(Collection entries)
--

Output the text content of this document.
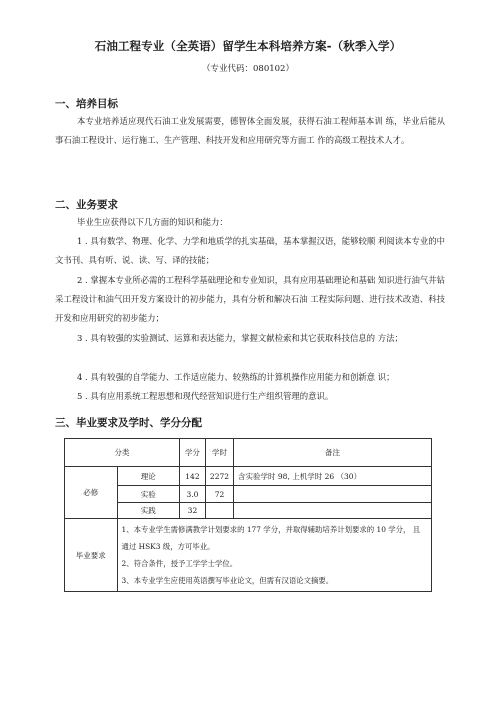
石油工程专业（全英语）留学生本科培养方案-（秋季入学）
（专业代码：080102）
一、培养目标
本专业培养适应现代石油工业发展需要，德智体全面发展，获得石油工程师基本训 练，毕业后能从事石油工程设计、运行施工、生产管理、科技开发和应用研究等方面工 作的高级工程技术人才。
二、业务要求
毕业生应获得以下几方面的知识和能力：
1 . 具有数学、物理、化学、力学和地质学的扎实基础，基本掌握汉语，能够较顺 利阅读本专业的中文书刊、具有听、说、读、写、译的技能；
2 . 掌握本专业所必需的工程科学基础理论和专业知识，具有应用基础理论和基础 知识进行油气井钻采工程设计和油气田开发方案设计的初步能力，具有分析和解决石油 工程实际问题、进行技术改造、科技开发和应用研究的初步能力；
3 . 具有较强的实验测试、运算和表达能力，掌握文献检索和其它获取科技信息的 方法；
4 . 具有较强的自学能力、工作适应能力、较熟练的计算机操作应用能力和创新意 识；
5 . 具有应用系统工程思想和现代经营知识进行生产组织管理的意识。
三、毕业要求及学时、学分分配
分类		学分	学时	备注
必修	理论	142	2272	含实验学时 98, 上机学时 26 （30）
	实验	3.0	72	
	实践	32		
毕业要求	1、本专业学生需修满教学计划要求的 177 学分，并取得辅助培养计划要求的 10 学分， 且通过 HSK3 级，方可毕业。
2、符合条件，授予工学学士学位。
3、本专业学生应使用英语撰写毕业论文，但需有汉语论文摘要。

--

Copy the records word for word, leaving no picture in the copy.

Output the text content of this document.
石油工程专业（全英语）留学生本科培养方案-（秋季入学）
（专业代码：080102）
一、培养目标
本专业培养适应现代石油工业发展需要，德智体全面发展，获得石油工程师基本训 练，毕业后能从事石油工程设计、运行施工、生产管理、科技开发和应用研究等方面工 作的高级工程技术人才。
二、业务要求
毕业生应获得以下几方面的知识和能力：
1 . 具有数学、物理、化学、力学和地质学的扎实基础，基本掌握汉语，能够较顺 利阅读本专业的中文书刊、具有听、说、读、写、译的技能；
2 . 掌握本专业所必需的工程科学基础理论和专业知识，具有应用基础理论和基础 知识进行油气井钻采工程设计和油气田开发方案设计的初步能力，具有分析和解决石油 工程实际问题、进行技术改造、科技开发和应用研究的初步能力；
3 . 具有较强的实验测试、运算和表达能力，掌握文献检索和其它获取科技信息的 方法；
4 . 具有较强的自学能力、工作适应能力、较熟练的计算机操作应用能力和创新意 识；
5 . 具有应用系统工程思想和现代经营知识进行生产组织管理的意识。
三、毕业要求及学时、学分分配
分类		学分	学时	备注
必修	理论	142	2272	含实验学时 98, 上机学时 26 （30）
	实验	3.0	72	
	实践	32		
毕业要求	1、本专业学生需修满教学计划要求的 177 学分，并取得辅助培养计划要求的 10 学分， 且通过 HSK3 级，方可毕业。
2、符合条件，授予工学学士学位。
3、本专业学生应使用英语撰写毕业论文，但需有汉语论文摘要。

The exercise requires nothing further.